§ **Directions for this task**:
Tally how many lines hold the string "color". Your reply should be that number alone.

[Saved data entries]
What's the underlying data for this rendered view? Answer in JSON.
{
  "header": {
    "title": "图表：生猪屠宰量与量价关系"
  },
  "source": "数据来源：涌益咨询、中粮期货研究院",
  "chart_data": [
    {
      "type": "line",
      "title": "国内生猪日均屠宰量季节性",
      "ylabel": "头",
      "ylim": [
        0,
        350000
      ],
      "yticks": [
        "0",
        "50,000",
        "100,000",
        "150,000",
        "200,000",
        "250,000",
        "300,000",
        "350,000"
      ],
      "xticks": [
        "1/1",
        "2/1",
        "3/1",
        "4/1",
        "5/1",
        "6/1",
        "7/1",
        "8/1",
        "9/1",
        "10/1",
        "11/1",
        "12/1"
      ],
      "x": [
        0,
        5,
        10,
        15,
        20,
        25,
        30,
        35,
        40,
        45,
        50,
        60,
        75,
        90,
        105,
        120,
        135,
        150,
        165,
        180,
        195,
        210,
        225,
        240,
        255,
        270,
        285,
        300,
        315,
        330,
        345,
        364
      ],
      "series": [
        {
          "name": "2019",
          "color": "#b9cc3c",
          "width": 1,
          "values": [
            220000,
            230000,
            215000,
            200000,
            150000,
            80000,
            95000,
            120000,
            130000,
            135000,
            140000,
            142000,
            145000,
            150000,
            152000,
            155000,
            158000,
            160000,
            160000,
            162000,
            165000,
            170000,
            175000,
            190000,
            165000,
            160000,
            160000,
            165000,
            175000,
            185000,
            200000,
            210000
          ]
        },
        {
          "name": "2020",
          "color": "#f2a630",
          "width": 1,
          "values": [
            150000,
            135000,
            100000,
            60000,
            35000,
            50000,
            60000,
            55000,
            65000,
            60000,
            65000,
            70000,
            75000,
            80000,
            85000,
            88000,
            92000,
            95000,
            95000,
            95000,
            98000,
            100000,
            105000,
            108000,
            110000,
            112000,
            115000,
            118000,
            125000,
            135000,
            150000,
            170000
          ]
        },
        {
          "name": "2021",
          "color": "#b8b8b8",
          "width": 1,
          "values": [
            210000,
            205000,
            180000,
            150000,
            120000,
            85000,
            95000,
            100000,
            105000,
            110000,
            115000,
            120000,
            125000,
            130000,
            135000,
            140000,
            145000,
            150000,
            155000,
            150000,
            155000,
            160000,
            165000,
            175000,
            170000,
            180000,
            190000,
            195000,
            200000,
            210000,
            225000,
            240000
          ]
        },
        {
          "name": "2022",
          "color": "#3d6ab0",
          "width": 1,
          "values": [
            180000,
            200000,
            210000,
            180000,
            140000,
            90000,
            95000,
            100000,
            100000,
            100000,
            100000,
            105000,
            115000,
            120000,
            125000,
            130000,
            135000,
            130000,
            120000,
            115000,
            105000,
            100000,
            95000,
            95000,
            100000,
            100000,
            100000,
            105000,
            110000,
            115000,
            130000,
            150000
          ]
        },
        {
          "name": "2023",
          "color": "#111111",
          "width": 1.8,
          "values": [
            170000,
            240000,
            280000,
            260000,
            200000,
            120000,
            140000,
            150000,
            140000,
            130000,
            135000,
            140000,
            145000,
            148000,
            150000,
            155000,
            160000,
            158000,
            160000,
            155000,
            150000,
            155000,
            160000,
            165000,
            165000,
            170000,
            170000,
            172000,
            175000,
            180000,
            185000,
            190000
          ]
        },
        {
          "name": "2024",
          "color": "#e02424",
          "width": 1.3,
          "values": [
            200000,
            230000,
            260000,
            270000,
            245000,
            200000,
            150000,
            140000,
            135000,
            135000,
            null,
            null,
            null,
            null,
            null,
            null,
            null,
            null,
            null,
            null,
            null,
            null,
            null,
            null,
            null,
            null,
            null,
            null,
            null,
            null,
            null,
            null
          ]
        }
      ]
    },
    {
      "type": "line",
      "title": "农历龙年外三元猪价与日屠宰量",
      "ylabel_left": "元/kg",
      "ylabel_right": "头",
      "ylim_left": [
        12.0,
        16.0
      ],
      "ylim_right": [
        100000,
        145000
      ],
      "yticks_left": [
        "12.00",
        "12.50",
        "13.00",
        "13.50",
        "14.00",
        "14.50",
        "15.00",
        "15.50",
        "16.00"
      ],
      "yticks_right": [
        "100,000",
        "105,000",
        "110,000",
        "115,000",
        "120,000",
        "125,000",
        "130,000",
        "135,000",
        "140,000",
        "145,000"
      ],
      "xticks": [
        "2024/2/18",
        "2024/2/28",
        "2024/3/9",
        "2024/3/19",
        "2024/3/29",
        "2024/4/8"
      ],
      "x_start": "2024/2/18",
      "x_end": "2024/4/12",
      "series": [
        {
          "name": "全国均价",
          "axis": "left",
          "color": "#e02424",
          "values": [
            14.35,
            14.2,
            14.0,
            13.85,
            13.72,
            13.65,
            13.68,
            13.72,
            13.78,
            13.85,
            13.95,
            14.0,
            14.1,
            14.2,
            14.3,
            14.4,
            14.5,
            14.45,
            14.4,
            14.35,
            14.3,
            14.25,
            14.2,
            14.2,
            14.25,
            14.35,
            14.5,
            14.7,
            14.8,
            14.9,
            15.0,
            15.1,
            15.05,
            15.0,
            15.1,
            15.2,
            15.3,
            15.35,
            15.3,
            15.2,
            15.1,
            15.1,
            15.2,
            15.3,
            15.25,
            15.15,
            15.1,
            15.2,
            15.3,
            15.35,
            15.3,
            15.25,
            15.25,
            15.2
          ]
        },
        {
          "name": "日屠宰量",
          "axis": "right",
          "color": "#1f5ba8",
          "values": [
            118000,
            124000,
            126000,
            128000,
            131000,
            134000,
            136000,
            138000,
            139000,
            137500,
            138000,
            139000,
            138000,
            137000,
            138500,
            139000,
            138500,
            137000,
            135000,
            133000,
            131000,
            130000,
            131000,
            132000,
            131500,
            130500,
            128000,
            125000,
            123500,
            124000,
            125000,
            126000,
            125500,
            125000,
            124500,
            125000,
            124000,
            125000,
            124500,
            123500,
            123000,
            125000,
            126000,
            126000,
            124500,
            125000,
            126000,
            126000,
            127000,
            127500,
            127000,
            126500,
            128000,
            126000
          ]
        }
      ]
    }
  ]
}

§ **Response to this task**:
8